→ What you need to do:
Below are records; work out how many of their lines contain "Convention" and give only that number.

→ A block of data:
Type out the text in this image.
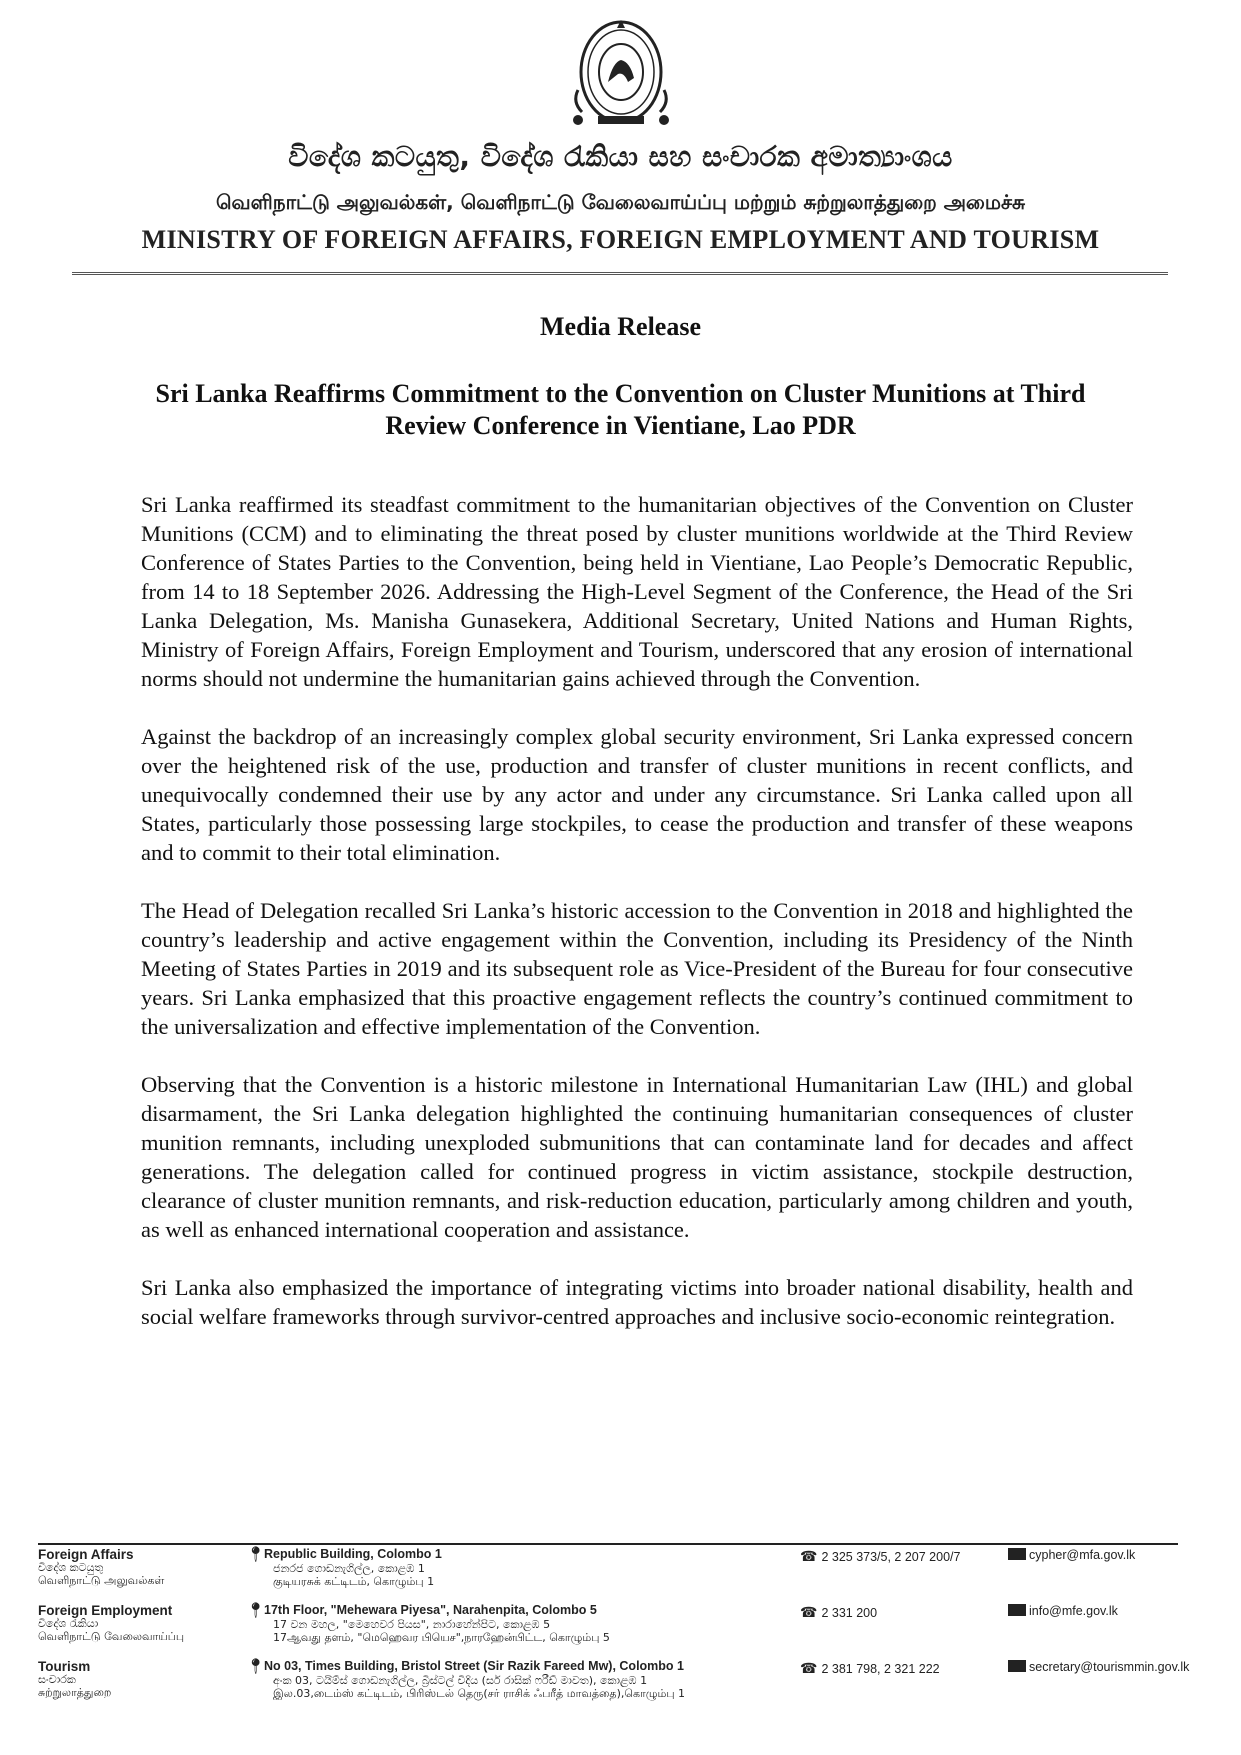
විදේශ කටයුතු, විදේශ රැකියා සහ සංචාරක අමාත්‍යාංශය
வெளிநாட்டு அலுவல்கள், வெளிநாட்டு வேலைவாய்ப்பு மற்றும் சுற்றுலாத்துறை அமைச்சு
MINISTRY OF FOREIGN AFFAIRS, FOREIGN EMPLOYMENT AND TOURISM
Media Release
Sri Lanka Reaffirms Commitment to the Convention on Cluster Munitions at Third Review Conference in Vientiane, Lao PDR

Sri Lanka reaffirmed its steadfast commitment to the humanitarian objectives of the Convention on Cluster Munitions (CCM) and to eliminating the threat posed by cluster munitions worldwide at the Third Review Conference of States Parties to the Convention, being held in Vientiane, Lao People’s Democratic Republic, from 14 to 18 September 2026. Addressing the High-Level Segment of the Conference, the Head of the Sri Lanka Delegation, Ms. Manisha Gunasekera, Additional Secretary, United Nations and Human Rights, Ministry of Foreign Affairs, Foreign Employment and Tourism, underscored that any erosion of international norms should not undermine the humanitarian gains achieved through the Convention.

Against the backdrop of an increasingly complex global security environment, Sri Lanka expressed concern over the heightened risk of the use, production and transfer of cluster munitions in recent conflicts, and unequivocally condemned their use by any actor and under any circumstance. Sri Lanka called upon all States, particularly those possessing large stockpiles, to cease the production and transfer of these weapons and to commit to their total elimination.

The Head of Delegation recalled Sri Lanka’s historic accession to the Convention in 2018 and highlighted the country’s leadership and active engagement within the Convention, including its Presidency of the Ninth Meeting of States Parties in 2019 and its subsequent role as Vice-President of the Bureau for four consecutive years. Sri Lanka emphasized that this proactive engagement reflects the country’s continued commitment to the universalization and effective implementation of the Convention.

Observing that the Convention is a historic milestone in International Humanitarian Law (IHL) and global disarmament, the Sri Lanka delegation highlighted the continuing humanitarian consequences of cluster munition remnants, including unexploded submunitions that can contaminate land for decades and affect generations. The delegation called for continued progress in victim assistance, stockpile destruction, clearance of cluster munition remnants, and risk-reduction education, particularly among children and youth, as well as enhanced international cooperation and assistance.

Sri Lanka also emphasized the importance of integrating victims into broader national disability, health and social welfare frameworks through survivor-centred approaches and inclusive socio-economic reintegration.

Foreign Affairs
විදේශ කටයුතු
வெளிநாட்டு அலுவல்கள்
📍︎
Republic Building, Colombo 1
ජනරජ ගොඩනැගිල්ල, කොළඹ 1
குடியரசுக் கட்டிடம், கொழும்பு 1
☎ 2 325 373/5, 2 207 200/7	cypher@mfa.gov.lk
Foreign Employment
විදේශ රැකියා
வெளிநாட்டு வேலைவாய்ப்பு
📍︎
17th Floor, "Mehewara Piyesa", Narahenpita, Colombo 5
17 වන මහල, "මෙහෙවර පියස", නාරාහේන්පිට, කොළඹ 5
17ஆவது தளம், "மெஹெவர பியெச",நாரஹேன்பிட்ட, கொழும்பு 5
☎ 2 331 200	info@mfe.gov.lk
Tourism
සංචාරක
சுற்றுலாத்துறை
📍︎
No 03, Times Building, Bristol Street (Sir Razik Fareed Mw), Colombo 1
අංක 03, ටයිම්ස් ගොඩනැගිල්ල, බ්‍රිස්ටල් වීදිය (සර් රාසික් ෆරීඩ් මාවත), කොළඹ 1
இல.03,டைம்ஸ் கட்டிடம், பிரிஸ்டல் தெரு(சர் ராசிக் ஃபரீத் மாவத்தை),கொழும்பு 1
☎ 2 381 798, 2 321 222	secretary@tourismmin.gov.lk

→ Written response:
4